What you will do »
The data must be written out once more, precisely as given.

(Data items)
>>>>

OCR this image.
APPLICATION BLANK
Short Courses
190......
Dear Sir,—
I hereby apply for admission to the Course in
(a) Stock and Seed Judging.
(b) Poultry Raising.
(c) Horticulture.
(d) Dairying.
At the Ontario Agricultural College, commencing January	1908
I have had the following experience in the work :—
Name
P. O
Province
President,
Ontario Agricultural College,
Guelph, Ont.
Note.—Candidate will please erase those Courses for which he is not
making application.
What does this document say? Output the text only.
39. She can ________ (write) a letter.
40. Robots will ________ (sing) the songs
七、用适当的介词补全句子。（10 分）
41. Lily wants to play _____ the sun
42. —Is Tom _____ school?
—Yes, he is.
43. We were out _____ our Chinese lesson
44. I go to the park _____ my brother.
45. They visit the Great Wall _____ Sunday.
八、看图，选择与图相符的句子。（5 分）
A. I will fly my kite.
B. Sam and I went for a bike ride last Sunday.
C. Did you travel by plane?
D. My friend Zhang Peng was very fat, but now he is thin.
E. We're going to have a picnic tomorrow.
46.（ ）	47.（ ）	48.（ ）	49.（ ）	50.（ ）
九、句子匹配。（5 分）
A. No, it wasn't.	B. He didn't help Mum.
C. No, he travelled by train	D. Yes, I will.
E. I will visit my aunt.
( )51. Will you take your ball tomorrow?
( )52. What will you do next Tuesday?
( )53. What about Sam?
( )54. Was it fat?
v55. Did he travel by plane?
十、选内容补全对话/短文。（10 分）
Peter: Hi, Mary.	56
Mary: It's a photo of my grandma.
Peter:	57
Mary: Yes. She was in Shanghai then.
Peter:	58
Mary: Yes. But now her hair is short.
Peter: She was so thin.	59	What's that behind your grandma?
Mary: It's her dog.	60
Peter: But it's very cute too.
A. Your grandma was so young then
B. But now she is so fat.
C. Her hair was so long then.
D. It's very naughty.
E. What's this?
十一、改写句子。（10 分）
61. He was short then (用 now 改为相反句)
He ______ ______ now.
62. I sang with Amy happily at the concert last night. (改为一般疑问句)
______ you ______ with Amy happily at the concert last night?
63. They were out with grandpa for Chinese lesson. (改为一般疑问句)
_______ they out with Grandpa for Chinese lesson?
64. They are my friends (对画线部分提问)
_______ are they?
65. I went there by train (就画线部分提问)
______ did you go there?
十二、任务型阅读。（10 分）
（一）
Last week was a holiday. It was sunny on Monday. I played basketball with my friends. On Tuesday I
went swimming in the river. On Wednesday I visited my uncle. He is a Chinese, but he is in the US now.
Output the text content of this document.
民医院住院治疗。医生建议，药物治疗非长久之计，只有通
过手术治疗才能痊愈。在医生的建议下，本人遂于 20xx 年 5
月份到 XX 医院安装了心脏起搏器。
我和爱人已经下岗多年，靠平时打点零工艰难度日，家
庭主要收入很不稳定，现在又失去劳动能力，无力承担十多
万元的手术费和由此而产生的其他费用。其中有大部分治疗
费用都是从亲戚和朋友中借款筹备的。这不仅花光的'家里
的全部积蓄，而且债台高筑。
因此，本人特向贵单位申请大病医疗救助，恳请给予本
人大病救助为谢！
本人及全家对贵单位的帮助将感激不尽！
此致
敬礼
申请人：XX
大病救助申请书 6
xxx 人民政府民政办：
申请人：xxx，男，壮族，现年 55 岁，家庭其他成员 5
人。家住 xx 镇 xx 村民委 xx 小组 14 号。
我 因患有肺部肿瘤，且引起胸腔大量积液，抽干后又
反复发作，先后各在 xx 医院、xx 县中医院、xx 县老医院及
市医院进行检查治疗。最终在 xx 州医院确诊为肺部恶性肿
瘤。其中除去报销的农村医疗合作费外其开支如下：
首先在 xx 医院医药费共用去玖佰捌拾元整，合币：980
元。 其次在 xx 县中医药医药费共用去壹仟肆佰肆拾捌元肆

<<<<

Worked answer »
OCR this image.
APPLICATION BLANK
Short Courses
190......
Dear Sir,—
I hereby apply for admission to the Course in
(a) Stock and Seed Judging.
(b) Poultry Raising.
(c) Horticulture.
(d) Dairying.
At the Ontario Agricultural College, commencing January	1908
I have had the following experience in the work :—
Name
P. O
Province
President,
Ontario Agricultural College,
Guelph, Ont.
Note.—Candidate will please erase those Courses for which he is not
making application.
What does this document say? Output the text only.
39. She can ________ (write) a letter.
40. Robots will ________ (sing) the songs
七、用适当的介词补全句子。（10 分）
41. Lily wants to play _____ the sun
42. —Is Tom _____ school?
—Yes, he is.
43. We were out _____ our Chinese lesson
44. I go to the park _____ my brother.
45. They visit the Great Wall _____ Sunday.
八、看图，选择与图相符的句子。（5 分）
A. I will fly my kite.
B. Sam and I went for a bike ride last Sunday.
C. Did you travel by plane?
D. My friend Zhang Peng was very fat, but now he is thin.
E. We're going to have a picnic tomorrow.
46.（ ）	47.（ ）	48.（ ）	49.（ ）	50.（ ）
九、句子匹配。（5 分）
A. No, it wasn't.	B. He didn't help Mum.
C. No, he travelled by train	D. Yes, I will.
E. I will visit my aunt.
( )51. Will you take your ball tomorrow?
( )52. What will you do next Tuesday?
( )53. What about Sam?
( )54. Was it fat?
v55. Did he travel by plane?
十、选内容补全对话/短文。（10 分）
Peter: Hi, Mary.	56
Mary: It's a photo of my grandma.
Peter:	57
Mary: Yes. She was in Shanghai then.
Peter:	58
Mary: Yes. But now her hair is short.
Peter: She was so thin.	59	What's that behind your grandma?
Mary: It's her dog.	60
Peter: But it's very cute too.
A. Your grandma was so young then
B. But now she is so fat.
C. Her hair was so long then.
D. It's very naughty.
E. What's this?
十一、改写句子。（10 分）
61. He was short then (用 now 改为相反句)
He ______ ______ now.
62. I sang with Amy happily at the concert last night. (改为一般疑问句)
______ you ______ with Amy happily at the concert last night?
63. They were out with grandpa for Chinese lesson. (改为一般疑问句)
_______ they out with Grandpa for Chinese lesson?
64. They are my friends (对画线部分提问)
_______ are they?
65. I went there by train (就画线部分提问)
______ did you go there?
十二、任务型阅读。（10 分）
（一）
Last week was a holiday. It was sunny on Monday. I played basketball with my friends. On Tuesday I
went swimming in the river. On Wednesday I visited my uncle. He is a Chinese, but he is in the US now.
Output the text content of this document.
民医院住院治疗。医生建议，药物治疗非长久之计，只有通
过手术治疗才能痊愈。在医生的建议下，本人遂于 20xx 年 5
月份到 XX 医院安装了心脏起搏器。
我和爱人已经下岗多年，靠平时打点零工艰难度日，家
庭主要收入很不稳定，现在又失去劳动能力，无力承担十多
万元的手术费和由此而产生的其他费用。其中有大部分治疗
费用都是从亲戚和朋友中借款筹备的。这不仅花光的'家里
的全部积蓄，而且债台高筑。
因此，本人特向贵单位申请大病医疗救助，恳请给予本
人大病救助为谢！
本人及全家对贵单位的帮助将感激不尽！
此致
敬礼
申请人：XX
大病救助申请书 6
xxx 人民政府民政办：
申请人：xxx，男，壮族，现年 55 岁，家庭其他成员 5
人。家住 xx 镇 xx 村民委 xx 小组 14 号。
我 因患有肺部肿瘤，且引起胸腔大量积液，抽干后又
反复发作，先后各在 xx 医院、xx 县中医院、xx 县老医院及
市医院进行检查治疗。最终在 xx 州医院确诊为肺部恶性肿
瘤。其中除去报销的农村医疗合作费外其开支如下：
首先在 xx 医院医药费共用去玖佰捌拾元整，合币：980
元。 其次在 xx 县中医药医药费共用去壹仟肆佰肆拾捌元肆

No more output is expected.